-- BEGIN --

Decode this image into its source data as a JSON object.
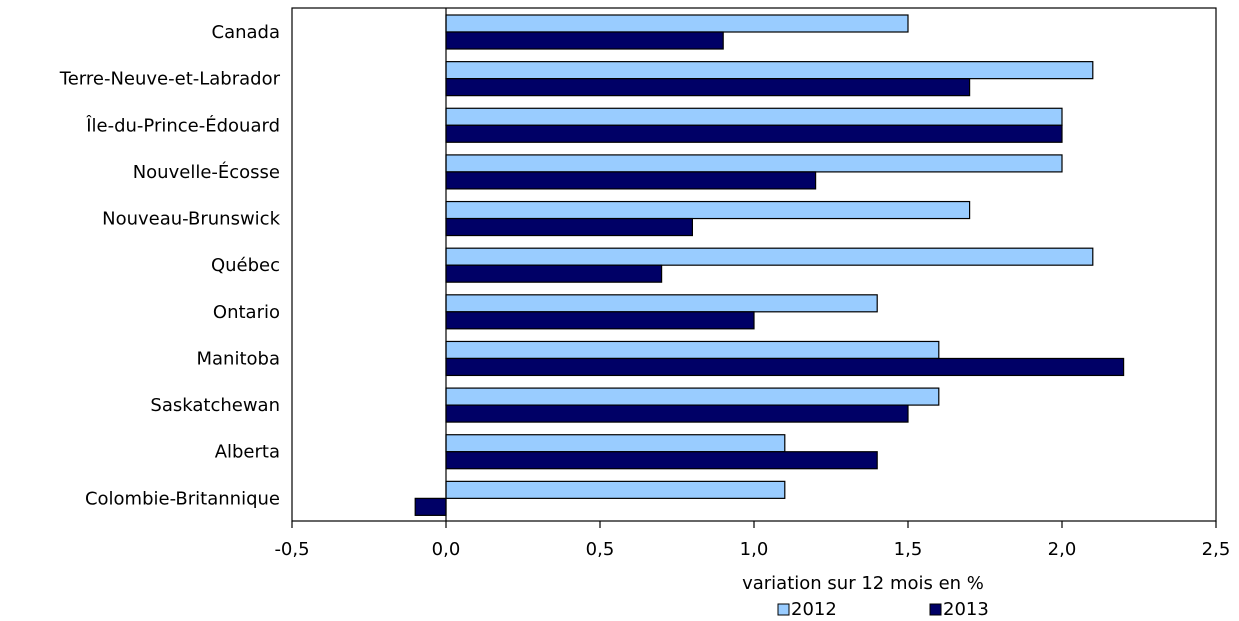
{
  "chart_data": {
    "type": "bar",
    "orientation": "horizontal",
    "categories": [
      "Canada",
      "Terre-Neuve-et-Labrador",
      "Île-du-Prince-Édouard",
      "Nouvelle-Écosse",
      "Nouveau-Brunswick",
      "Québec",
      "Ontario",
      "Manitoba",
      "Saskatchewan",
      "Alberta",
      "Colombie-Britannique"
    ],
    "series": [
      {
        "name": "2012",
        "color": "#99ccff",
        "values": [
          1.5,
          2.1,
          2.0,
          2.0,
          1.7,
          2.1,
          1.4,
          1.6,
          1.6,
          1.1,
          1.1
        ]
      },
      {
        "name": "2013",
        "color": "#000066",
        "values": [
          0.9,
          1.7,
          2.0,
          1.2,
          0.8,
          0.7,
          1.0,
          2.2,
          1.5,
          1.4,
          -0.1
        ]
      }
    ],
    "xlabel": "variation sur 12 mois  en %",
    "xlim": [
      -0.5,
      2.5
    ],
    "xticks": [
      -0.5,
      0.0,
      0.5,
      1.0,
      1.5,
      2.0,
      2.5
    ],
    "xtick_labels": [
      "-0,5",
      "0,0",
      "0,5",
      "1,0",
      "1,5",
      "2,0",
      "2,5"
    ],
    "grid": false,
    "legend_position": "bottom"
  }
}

-- END --
-- BEGIN --

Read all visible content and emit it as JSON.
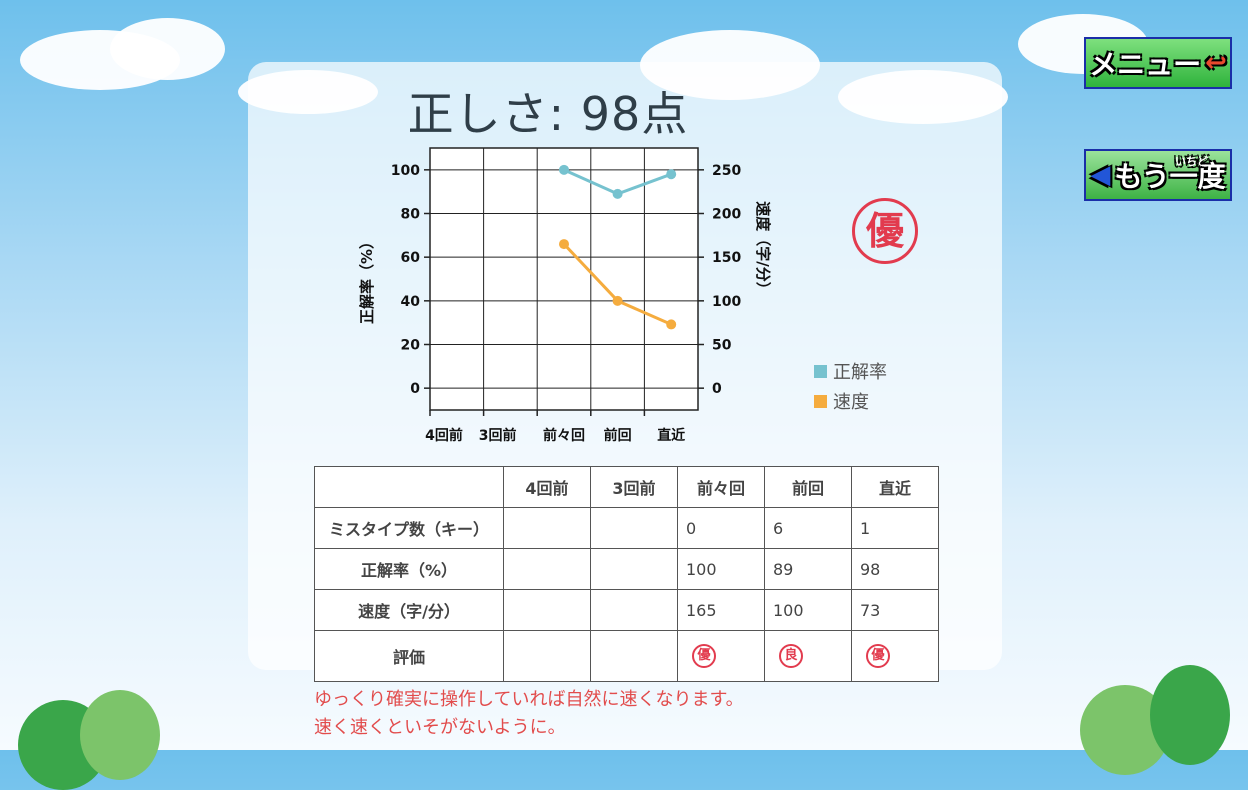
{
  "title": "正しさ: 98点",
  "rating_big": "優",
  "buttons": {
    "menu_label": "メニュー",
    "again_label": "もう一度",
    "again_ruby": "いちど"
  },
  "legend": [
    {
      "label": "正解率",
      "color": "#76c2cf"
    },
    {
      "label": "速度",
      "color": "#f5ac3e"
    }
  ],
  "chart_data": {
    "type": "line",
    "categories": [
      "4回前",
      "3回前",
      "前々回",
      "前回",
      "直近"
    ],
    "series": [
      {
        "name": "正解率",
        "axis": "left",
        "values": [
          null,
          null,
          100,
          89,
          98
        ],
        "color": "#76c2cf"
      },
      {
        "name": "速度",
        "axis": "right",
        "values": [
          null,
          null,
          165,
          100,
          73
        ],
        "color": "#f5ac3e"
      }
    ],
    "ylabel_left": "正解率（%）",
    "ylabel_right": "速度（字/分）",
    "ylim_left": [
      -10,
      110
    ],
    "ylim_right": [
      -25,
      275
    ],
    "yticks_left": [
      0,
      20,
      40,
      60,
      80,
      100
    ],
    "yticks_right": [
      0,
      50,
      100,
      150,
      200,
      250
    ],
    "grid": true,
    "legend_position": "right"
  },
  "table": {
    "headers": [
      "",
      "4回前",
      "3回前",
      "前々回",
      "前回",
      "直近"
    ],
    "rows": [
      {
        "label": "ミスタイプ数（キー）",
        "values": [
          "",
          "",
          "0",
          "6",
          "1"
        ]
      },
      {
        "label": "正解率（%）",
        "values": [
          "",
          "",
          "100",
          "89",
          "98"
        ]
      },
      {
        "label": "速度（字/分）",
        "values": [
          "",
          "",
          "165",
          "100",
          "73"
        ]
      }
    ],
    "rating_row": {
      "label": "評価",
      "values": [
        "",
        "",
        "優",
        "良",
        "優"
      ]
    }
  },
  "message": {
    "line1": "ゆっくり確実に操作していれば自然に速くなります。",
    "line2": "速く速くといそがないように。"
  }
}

-- END --

_The exercise_
Report every line containing the word "color" from the listing above.

_Answer to the task_
        "color": "#99ccff",
        "color": "#000066",
      "color": "#76c2cf"
      "color": "#f5ac3e"
        "color": "#76c2cf"
        "color": "#f5ac3e"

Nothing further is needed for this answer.